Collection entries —
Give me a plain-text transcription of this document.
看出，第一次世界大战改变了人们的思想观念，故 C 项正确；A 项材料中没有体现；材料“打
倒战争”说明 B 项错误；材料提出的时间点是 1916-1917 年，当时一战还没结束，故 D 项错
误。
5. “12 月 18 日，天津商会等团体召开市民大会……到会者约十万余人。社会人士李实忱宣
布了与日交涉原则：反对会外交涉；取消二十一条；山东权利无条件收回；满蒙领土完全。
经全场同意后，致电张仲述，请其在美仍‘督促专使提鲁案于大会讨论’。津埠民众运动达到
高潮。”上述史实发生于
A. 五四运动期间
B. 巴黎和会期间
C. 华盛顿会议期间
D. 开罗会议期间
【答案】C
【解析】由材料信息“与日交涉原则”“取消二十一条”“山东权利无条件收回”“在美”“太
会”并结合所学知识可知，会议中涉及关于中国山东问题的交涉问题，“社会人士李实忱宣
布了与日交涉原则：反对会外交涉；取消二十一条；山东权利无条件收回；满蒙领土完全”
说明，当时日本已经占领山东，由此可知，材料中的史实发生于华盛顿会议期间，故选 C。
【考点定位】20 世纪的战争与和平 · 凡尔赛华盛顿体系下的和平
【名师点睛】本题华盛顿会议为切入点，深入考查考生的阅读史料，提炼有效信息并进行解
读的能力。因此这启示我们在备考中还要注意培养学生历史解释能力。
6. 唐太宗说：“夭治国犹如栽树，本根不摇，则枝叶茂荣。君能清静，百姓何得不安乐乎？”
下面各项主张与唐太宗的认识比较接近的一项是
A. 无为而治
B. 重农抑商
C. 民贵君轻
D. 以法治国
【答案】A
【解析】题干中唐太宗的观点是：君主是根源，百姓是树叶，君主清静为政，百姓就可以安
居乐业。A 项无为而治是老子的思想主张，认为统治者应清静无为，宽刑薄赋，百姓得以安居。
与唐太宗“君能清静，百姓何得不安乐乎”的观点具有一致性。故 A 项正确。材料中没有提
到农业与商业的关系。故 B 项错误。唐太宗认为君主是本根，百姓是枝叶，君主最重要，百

Stated goal — Nothing should be left out: return all of the records exactly.

Task output —
Give me a plain-text transcription of this document.
看出，第一次世界大战改变了人们的思想观念，故 C 项正确；A 项材料中没有体现；材料“打
倒战争”说明 B 项错误；材料提出的时间点是 1916-1917 年，当时一战还没结束，故 D 项错
误。
5. “12 月 18 日，天津商会等团体召开市民大会……到会者约十万余人。社会人士李实忱宣
布了与日交涉原则：反对会外交涉；取消二十一条；山东权利无条件收回；满蒙领土完全。
经全场同意后，致电张仲述，请其在美仍‘督促专使提鲁案于大会讨论’。津埠民众运动达到
高潮。”上述史实发生于
A. 五四运动期间
B. 巴黎和会期间
C. 华盛顿会议期间
D. 开罗会议期间
【答案】C
【解析】由材料信息“与日交涉原则”“取消二十一条”“山东权利无条件收回”“在美”“太
会”并结合所学知识可知，会议中涉及关于中国山东问题的交涉问题，“社会人士李实忱宣
布了与日交涉原则：反对会外交涉；取消二十一条；山东权利无条件收回；满蒙领土完全”
说明，当时日本已经占领山东，由此可知，材料中的史实发生于华盛顿会议期间，故选 C。
【考点定位】20 世纪的战争与和平 · 凡尔赛华盛顿体系下的和平
【名师点睛】本题华盛顿会议为切入点，深入考查考生的阅读史料，提炼有效信息并进行解
读的能力。因此这启示我们在备考中还要注意培养学生历史解释能力。
6. 唐太宗说：“夭治国犹如栽树，本根不摇，则枝叶茂荣。君能清静，百姓何得不安乐乎？”
下面各项主张与唐太宗的认识比较接近的一项是
A. 无为而治
B. 重农抑商
C. 民贵君轻
D. 以法治国
【答案】A
【解析】题干中唐太宗的观点是：君主是根源，百姓是树叶，君主清静为政，百姓就可以安
居乐业。A 项无为而治是老子的思想主张，认为统治者应清静无为，宽刑薄赋，百姓得以安居。
与唐太宗“君能清静，百姓何得不安乐乎”的观点具有一致性。故 A 项正确。材料中没有提
到农业与商业的关系。故 B 项错误。唐太宗认为君主是本根，百姓是枝叶，君主最重要，百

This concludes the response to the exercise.